* **Data entries**
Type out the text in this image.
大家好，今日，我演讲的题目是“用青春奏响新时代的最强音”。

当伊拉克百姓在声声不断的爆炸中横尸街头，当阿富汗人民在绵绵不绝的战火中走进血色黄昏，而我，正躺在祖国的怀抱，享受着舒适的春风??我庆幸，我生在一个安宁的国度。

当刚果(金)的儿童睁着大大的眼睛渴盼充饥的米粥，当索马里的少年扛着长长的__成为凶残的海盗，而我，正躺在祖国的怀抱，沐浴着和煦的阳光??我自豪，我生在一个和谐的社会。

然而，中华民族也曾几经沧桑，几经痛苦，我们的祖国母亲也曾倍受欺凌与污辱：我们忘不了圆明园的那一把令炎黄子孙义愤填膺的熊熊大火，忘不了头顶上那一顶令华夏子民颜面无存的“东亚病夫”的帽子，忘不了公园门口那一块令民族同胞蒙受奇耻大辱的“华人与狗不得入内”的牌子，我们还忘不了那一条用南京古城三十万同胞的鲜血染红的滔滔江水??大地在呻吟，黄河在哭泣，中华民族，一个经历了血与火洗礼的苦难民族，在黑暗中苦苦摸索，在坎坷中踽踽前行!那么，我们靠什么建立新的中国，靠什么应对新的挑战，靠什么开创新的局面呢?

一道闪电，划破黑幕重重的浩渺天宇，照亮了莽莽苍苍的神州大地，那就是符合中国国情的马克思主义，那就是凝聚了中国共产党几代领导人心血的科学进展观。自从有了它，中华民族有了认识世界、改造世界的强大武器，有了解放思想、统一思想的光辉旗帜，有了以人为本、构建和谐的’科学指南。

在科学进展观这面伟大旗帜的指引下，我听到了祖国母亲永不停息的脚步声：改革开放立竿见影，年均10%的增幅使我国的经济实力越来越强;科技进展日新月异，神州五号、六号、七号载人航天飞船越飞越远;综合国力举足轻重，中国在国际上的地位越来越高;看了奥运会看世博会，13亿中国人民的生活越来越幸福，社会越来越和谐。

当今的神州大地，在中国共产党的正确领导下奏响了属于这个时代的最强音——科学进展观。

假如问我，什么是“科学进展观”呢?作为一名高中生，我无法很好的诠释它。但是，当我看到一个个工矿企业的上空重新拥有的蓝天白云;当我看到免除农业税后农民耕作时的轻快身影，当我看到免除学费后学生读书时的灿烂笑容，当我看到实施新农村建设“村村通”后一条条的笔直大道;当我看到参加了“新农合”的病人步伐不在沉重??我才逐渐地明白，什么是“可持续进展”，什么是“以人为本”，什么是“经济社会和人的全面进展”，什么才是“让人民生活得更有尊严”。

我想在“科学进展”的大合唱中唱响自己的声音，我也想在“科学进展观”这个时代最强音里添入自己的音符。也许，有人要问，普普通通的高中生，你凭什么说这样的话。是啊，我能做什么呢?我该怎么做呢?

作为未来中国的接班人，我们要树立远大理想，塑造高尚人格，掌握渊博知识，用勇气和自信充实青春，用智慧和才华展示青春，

* **The problem**
Output a single number: how many lines contain the word "正躺在祖国的怀抱".

* **Result of the exercise**
2